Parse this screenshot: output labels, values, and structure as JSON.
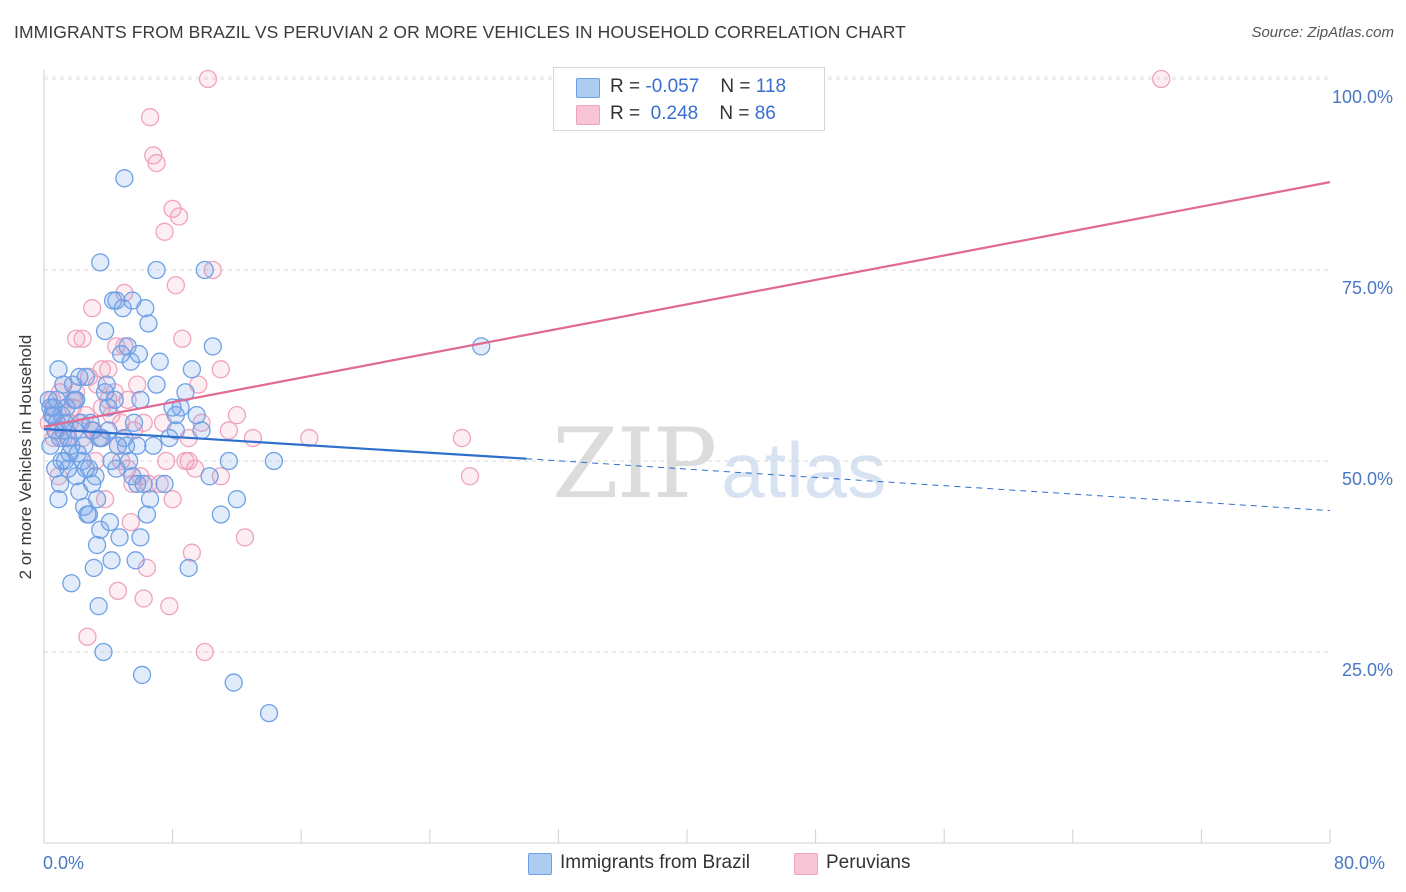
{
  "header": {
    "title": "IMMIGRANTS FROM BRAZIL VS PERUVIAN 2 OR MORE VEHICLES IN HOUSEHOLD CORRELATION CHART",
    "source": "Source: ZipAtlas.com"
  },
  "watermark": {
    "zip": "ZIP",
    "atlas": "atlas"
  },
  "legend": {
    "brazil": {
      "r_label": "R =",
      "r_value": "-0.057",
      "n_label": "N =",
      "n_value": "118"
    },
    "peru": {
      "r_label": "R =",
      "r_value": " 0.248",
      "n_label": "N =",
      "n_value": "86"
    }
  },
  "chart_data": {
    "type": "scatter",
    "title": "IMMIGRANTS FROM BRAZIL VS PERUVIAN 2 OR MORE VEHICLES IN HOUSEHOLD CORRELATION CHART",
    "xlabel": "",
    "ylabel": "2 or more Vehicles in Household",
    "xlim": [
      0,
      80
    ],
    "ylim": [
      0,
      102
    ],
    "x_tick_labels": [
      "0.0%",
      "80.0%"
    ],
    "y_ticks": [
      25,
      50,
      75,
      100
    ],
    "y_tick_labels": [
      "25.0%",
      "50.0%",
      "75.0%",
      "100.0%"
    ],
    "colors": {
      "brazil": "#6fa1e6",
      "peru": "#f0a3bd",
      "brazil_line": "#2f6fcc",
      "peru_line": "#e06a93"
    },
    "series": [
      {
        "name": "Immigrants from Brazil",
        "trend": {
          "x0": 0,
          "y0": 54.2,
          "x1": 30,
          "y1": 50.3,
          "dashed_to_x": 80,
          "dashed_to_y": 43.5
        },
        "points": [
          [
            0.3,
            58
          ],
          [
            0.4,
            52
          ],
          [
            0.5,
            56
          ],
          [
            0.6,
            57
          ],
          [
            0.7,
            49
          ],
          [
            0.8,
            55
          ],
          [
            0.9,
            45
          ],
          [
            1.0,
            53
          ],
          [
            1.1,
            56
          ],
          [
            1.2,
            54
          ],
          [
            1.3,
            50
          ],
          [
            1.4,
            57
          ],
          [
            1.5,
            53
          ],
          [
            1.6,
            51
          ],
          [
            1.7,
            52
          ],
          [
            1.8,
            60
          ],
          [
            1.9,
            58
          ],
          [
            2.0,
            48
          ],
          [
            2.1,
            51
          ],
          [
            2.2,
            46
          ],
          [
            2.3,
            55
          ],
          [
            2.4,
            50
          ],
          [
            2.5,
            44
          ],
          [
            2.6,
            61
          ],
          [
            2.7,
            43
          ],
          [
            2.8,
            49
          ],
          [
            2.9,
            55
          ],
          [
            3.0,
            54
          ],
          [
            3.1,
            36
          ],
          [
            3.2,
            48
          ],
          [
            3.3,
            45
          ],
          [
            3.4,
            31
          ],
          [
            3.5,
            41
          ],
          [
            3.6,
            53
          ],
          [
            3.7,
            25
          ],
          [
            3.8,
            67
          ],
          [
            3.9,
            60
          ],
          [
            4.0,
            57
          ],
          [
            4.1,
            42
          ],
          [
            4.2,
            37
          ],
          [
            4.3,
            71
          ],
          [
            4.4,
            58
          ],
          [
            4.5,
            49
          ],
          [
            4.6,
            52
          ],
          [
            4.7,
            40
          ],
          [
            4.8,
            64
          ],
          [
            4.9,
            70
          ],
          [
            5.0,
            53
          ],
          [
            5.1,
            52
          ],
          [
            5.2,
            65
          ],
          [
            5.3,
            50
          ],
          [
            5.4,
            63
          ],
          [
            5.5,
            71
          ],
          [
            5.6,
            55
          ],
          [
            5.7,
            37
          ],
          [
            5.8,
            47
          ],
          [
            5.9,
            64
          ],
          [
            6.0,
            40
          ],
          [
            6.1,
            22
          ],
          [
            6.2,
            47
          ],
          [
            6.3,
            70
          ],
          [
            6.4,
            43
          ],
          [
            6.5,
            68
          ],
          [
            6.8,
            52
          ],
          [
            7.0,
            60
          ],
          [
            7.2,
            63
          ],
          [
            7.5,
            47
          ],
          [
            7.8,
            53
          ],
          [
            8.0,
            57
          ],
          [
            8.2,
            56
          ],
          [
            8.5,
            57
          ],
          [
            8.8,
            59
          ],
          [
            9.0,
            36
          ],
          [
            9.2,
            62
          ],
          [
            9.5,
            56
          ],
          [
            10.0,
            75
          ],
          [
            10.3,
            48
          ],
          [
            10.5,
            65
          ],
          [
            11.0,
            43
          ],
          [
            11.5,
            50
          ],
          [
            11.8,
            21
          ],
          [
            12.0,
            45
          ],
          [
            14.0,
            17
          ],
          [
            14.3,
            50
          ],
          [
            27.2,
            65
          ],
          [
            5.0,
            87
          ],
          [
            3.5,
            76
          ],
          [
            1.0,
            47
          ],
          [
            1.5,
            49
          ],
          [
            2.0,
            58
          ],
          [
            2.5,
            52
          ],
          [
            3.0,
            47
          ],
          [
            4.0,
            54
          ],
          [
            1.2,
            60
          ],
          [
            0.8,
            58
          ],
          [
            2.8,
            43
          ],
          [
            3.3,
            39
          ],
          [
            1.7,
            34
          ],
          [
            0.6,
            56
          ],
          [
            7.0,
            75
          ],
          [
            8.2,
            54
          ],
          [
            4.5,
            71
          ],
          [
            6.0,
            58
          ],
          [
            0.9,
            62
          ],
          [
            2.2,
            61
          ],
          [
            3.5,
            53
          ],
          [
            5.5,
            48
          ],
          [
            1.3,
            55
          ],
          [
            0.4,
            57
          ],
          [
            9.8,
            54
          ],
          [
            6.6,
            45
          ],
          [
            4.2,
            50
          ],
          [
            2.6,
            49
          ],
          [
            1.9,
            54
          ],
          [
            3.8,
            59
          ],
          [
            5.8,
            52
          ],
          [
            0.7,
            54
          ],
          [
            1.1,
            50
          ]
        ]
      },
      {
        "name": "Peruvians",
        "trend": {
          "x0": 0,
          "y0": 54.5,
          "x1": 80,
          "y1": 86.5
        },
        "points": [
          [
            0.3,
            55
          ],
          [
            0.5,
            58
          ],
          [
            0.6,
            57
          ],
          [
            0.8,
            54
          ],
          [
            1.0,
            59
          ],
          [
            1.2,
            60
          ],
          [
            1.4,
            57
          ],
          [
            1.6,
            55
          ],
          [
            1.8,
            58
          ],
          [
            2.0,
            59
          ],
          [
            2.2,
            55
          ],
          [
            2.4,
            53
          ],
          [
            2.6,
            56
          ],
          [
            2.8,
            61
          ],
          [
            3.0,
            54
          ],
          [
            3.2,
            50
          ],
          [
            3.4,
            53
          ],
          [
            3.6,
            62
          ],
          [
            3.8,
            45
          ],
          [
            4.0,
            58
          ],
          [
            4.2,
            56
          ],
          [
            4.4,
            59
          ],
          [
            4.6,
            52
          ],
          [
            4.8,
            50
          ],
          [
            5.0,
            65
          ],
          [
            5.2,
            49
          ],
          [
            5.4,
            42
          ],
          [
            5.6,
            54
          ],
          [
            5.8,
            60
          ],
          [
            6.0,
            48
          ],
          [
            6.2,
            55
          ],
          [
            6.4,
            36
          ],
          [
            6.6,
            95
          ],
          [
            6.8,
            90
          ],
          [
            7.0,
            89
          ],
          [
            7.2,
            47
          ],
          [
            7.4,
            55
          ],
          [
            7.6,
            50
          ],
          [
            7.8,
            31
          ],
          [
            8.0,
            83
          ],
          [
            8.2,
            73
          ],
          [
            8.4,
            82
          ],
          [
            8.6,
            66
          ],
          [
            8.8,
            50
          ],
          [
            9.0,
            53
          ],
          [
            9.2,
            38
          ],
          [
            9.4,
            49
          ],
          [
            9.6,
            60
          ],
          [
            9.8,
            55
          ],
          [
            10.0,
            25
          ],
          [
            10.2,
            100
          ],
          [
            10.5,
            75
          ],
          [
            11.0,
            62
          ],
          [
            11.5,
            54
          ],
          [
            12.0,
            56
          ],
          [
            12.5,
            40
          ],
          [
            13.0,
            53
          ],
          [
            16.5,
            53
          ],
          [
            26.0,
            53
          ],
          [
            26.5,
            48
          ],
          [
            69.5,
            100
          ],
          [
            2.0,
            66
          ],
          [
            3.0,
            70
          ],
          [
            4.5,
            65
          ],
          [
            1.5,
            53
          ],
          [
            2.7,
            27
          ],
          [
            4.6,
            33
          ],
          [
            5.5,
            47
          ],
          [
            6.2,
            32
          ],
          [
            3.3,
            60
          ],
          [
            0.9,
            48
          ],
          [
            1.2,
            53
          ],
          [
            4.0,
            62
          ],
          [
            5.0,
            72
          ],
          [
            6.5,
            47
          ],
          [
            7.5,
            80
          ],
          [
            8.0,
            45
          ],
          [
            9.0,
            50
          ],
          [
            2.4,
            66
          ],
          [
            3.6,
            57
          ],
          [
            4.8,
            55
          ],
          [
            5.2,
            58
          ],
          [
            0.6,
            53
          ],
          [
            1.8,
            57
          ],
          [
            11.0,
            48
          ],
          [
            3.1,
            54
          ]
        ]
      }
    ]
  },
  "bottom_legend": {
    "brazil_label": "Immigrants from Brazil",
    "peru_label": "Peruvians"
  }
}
* * *
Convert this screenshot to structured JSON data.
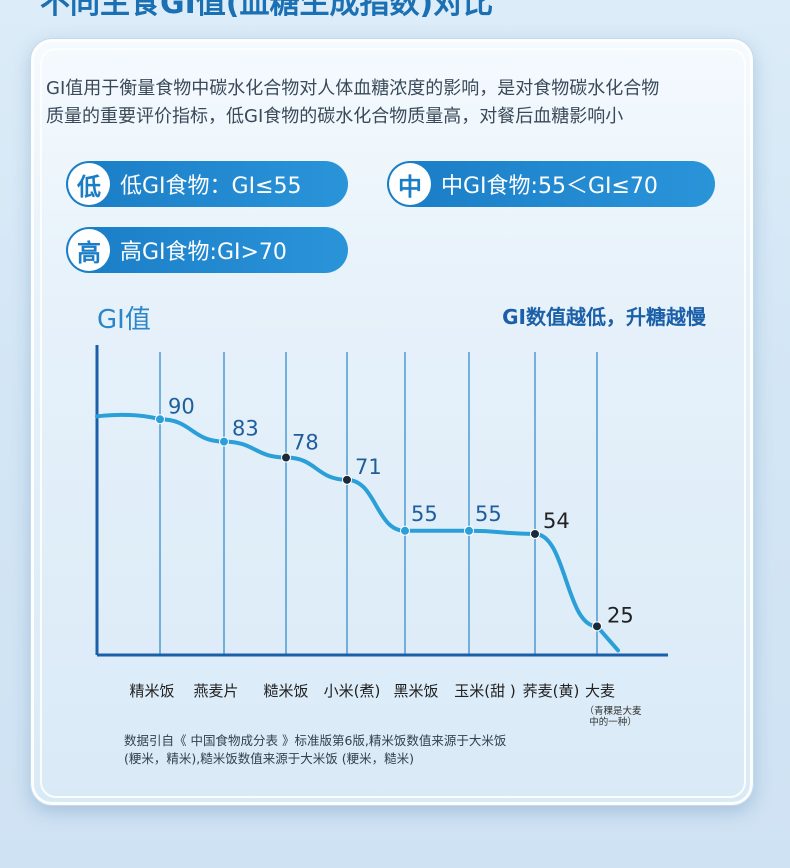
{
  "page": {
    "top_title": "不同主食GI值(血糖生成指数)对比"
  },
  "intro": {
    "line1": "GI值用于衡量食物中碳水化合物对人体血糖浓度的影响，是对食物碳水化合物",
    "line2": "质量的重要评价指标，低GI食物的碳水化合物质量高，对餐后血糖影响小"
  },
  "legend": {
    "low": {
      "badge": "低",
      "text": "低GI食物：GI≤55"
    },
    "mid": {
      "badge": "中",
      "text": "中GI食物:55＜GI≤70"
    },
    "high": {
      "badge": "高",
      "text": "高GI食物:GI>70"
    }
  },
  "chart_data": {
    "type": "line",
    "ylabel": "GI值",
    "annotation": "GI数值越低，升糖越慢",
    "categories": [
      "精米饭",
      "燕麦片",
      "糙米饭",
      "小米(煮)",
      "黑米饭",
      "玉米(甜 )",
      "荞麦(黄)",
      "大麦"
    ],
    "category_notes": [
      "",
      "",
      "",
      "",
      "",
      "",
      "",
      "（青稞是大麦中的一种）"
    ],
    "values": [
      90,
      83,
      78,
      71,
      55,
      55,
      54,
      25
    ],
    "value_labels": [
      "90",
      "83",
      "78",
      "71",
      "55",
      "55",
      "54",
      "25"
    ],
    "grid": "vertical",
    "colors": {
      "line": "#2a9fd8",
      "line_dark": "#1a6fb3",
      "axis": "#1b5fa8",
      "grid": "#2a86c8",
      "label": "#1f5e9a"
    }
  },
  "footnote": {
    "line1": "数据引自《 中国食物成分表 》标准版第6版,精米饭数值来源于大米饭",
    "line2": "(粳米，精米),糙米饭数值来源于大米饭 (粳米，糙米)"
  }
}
---
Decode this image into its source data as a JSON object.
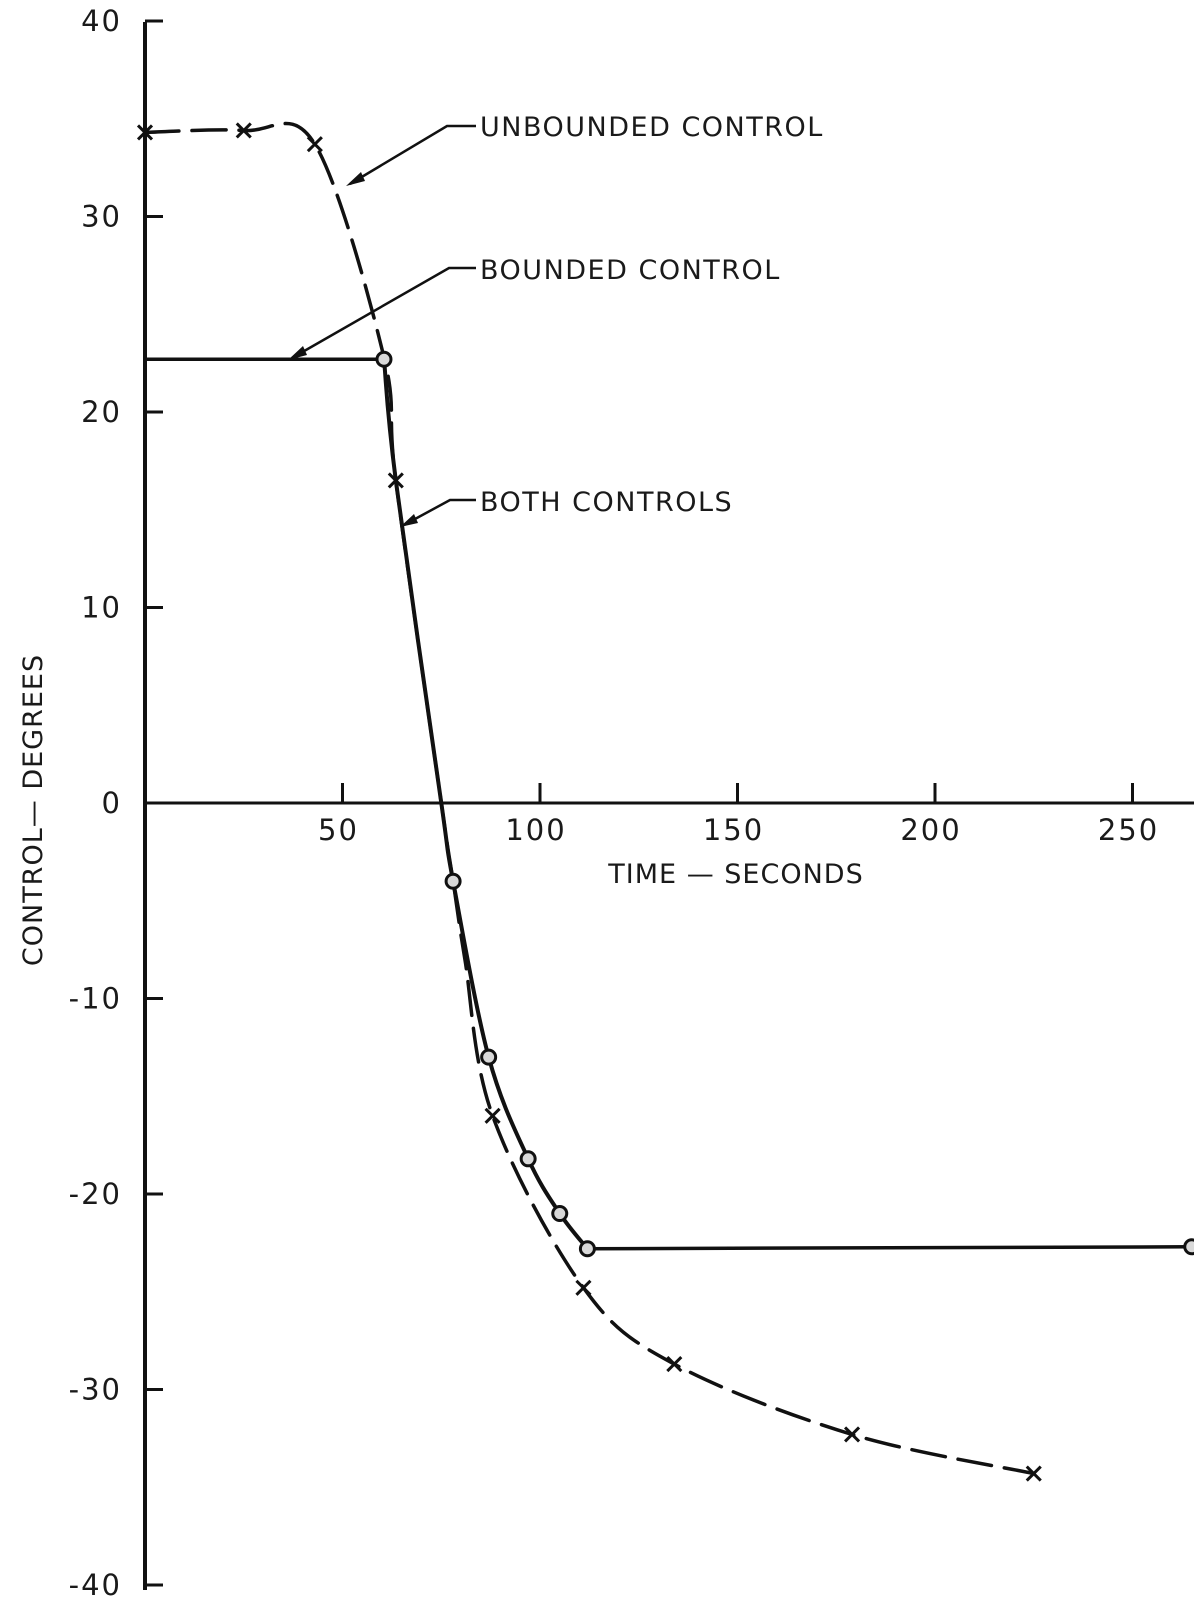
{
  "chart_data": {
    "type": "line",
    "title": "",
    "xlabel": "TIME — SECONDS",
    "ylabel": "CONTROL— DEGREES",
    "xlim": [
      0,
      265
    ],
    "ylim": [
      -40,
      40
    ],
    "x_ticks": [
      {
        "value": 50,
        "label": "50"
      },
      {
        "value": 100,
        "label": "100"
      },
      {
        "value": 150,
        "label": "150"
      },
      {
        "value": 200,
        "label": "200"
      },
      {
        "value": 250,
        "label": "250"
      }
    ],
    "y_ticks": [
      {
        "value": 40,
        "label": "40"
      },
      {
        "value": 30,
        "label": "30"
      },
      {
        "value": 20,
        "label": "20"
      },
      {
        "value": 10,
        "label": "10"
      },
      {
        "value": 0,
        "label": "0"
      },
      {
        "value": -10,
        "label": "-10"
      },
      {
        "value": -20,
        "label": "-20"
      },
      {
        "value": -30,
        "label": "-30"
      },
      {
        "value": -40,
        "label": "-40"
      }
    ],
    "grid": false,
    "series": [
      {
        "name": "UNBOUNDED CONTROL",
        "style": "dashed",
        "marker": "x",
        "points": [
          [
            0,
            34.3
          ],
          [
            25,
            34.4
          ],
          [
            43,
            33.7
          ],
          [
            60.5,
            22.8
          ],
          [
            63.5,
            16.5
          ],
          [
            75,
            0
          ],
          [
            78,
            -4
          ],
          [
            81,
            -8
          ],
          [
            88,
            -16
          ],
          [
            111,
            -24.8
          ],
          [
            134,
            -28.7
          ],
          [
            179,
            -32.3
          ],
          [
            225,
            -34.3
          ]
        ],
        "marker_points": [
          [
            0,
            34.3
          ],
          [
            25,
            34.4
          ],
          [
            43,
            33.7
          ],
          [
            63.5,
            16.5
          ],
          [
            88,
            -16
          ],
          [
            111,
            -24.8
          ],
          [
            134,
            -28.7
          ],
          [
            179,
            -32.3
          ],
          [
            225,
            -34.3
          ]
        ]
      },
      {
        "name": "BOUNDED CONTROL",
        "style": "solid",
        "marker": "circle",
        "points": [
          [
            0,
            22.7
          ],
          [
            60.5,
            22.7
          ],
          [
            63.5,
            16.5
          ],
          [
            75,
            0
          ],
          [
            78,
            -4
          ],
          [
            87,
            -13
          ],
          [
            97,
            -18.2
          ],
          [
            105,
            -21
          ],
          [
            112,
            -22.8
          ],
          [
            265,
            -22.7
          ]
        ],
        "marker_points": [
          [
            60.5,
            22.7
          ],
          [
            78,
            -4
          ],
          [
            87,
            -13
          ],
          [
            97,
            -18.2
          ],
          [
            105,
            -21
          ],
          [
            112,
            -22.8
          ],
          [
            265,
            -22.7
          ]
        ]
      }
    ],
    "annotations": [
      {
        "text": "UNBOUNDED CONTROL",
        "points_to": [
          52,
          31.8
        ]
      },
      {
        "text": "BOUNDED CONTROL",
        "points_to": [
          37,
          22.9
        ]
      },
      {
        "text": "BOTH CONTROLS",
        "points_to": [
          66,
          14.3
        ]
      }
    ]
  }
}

Directive> Every line that holds the string "UNBOUNDED" should be returned.

Output of the exercise>
        "name": "UNBOUNDED CONTROL",
        "text": "UNBOUNDED CONTROL",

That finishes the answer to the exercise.